▸ **Data supplied**:

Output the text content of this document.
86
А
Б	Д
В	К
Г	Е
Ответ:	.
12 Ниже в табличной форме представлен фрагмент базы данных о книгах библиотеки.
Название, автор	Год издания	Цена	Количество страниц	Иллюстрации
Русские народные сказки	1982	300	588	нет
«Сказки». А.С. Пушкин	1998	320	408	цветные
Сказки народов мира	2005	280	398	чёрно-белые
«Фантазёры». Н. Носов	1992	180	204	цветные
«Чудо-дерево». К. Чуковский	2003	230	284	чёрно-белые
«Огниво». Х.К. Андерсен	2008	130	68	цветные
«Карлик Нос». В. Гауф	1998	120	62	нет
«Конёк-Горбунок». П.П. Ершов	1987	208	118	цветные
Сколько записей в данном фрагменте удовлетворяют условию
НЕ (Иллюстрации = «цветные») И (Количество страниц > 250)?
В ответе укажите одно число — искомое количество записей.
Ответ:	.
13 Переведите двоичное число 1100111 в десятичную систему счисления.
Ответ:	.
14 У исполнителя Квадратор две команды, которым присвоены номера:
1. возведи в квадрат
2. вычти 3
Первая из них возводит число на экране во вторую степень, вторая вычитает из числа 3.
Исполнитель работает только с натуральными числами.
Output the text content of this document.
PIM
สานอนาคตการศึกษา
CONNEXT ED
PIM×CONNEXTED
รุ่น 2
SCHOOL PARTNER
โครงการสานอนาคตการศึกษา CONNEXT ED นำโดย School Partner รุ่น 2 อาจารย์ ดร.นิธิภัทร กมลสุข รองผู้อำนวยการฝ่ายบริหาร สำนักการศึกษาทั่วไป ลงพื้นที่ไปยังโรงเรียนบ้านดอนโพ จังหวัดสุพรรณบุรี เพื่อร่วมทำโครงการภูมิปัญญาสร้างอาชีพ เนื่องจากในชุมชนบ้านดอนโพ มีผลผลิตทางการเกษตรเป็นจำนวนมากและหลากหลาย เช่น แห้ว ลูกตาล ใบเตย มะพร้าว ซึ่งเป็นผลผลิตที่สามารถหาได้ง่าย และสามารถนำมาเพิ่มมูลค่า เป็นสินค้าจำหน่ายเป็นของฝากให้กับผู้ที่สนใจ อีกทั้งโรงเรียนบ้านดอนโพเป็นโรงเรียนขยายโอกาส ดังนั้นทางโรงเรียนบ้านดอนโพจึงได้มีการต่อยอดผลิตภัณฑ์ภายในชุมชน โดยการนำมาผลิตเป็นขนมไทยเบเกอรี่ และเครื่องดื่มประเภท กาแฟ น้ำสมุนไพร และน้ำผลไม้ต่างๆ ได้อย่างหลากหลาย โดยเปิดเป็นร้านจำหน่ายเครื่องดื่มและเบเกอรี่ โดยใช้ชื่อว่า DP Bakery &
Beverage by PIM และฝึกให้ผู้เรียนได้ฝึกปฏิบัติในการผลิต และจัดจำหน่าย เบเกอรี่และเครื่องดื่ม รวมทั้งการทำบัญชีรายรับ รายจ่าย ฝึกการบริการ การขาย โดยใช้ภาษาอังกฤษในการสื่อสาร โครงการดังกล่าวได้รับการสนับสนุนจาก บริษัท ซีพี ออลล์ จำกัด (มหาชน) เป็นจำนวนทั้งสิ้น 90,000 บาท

▸ **Task goal**: Where does the word "цветные" appear in the listing? List each line that holds it.

▸ **Exercise result**:
«Сказки». А.С. Пушкин	1998	320	408	цветные
«Фантазёры». Н. Носов	1992	180	204	цветные
«Огниво». Х.К. Андерсен	2008	130	68	цветные
«Конёк-Горбунок». П.П. Ершов	1987	208	118	цветные
НЕ (Иллюстрации = «цветные») И (Количество страниц > 250)?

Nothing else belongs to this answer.